» **Records excerpted from a collection**:
--- BEGIN ---

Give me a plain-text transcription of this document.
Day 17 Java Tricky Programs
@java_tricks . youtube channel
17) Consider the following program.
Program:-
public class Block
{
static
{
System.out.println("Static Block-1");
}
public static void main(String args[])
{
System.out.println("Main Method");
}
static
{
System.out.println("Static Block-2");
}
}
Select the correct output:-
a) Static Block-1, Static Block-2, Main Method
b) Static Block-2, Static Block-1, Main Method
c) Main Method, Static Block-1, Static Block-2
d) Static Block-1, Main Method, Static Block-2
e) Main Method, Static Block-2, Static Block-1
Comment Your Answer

--- END ---
--- BEGIN ---

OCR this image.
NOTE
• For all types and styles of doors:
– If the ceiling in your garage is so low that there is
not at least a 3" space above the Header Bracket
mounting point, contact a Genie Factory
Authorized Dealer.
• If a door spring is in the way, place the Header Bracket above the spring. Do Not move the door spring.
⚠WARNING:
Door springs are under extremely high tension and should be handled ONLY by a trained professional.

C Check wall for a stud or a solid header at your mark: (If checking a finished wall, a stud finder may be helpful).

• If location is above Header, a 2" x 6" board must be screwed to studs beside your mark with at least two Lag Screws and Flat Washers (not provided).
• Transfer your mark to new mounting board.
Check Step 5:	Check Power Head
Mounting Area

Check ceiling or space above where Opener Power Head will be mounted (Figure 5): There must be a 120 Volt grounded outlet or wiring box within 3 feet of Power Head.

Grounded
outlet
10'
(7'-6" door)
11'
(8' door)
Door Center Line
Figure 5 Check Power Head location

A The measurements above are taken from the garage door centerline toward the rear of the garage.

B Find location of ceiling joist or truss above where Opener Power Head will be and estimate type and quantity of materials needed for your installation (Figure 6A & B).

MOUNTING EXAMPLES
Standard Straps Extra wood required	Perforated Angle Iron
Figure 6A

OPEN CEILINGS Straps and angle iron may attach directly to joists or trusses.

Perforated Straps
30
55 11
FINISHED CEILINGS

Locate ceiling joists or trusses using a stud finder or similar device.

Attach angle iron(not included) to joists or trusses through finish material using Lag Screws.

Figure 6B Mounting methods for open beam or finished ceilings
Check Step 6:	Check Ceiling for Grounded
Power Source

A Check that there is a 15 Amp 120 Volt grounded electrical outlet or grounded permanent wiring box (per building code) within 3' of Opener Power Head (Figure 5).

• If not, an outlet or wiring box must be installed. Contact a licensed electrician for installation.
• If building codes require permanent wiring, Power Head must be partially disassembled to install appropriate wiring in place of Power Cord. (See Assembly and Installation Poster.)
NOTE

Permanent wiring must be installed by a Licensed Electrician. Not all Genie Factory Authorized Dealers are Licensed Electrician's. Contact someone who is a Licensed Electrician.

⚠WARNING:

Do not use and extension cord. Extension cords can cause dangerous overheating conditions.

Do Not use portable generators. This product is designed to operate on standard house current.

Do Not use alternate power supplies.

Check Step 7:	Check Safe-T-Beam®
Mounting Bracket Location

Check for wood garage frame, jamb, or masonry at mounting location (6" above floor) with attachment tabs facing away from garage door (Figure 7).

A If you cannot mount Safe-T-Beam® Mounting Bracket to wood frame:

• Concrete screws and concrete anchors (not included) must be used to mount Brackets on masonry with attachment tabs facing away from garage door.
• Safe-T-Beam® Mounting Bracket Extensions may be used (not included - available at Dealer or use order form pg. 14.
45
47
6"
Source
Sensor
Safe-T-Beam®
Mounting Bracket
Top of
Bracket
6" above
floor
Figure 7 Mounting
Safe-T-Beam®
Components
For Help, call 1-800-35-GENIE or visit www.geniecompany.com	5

--- END ---

» **Direction**:
Identify the lines of the data that contain the word "frame". Copy each of them.

» **Task output**:
Check for wood garage frame, jamb, or masonry at mounting location (6" above floor) with attachment tabs facing away from garage door (Figure 7).
A If you cannot mount Safe-T-Beam® Mounting Bracket to wood frame:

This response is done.